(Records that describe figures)
▼

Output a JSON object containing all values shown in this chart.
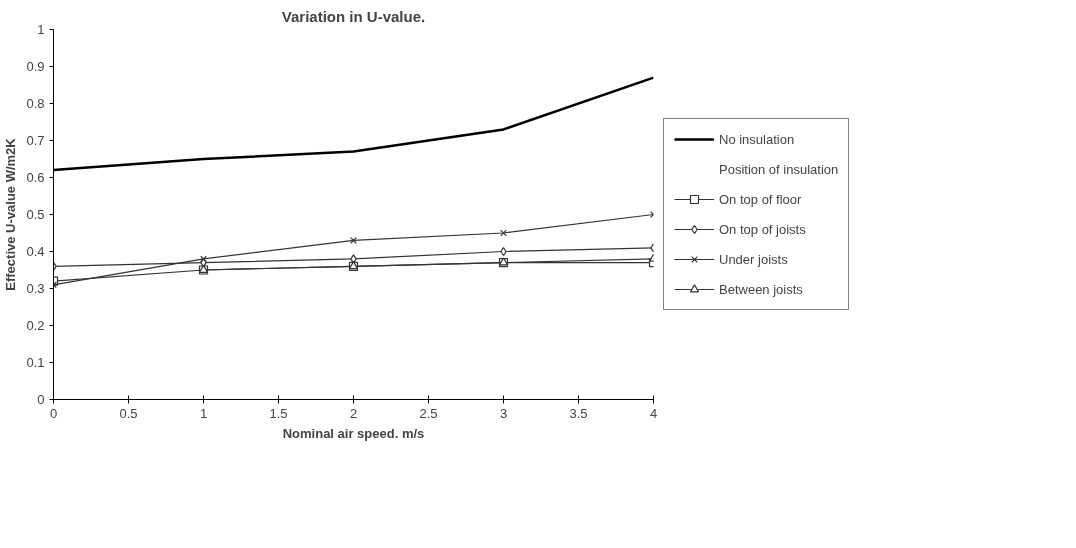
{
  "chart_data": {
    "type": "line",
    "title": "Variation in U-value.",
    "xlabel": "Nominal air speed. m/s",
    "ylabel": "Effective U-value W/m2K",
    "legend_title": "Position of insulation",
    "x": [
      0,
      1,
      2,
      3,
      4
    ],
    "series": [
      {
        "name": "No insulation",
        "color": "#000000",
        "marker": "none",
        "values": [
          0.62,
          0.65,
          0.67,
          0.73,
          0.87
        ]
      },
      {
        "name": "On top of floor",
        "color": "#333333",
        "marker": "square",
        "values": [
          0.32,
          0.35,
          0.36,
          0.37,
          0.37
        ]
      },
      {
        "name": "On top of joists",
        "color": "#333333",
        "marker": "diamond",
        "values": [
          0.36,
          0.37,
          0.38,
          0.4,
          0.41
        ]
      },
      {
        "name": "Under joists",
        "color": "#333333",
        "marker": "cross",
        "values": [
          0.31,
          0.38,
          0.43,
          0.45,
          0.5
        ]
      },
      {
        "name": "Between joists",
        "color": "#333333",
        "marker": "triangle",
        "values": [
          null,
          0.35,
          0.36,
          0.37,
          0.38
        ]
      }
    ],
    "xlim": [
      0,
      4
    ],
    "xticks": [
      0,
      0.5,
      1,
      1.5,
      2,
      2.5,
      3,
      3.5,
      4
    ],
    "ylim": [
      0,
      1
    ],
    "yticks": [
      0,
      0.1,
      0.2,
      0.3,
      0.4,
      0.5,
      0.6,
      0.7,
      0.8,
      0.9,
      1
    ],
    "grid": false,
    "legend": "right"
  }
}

▲

| Problem to solve |
Say how many lines in the records contain the string "name", and say nothing else.

| Exercise response |
5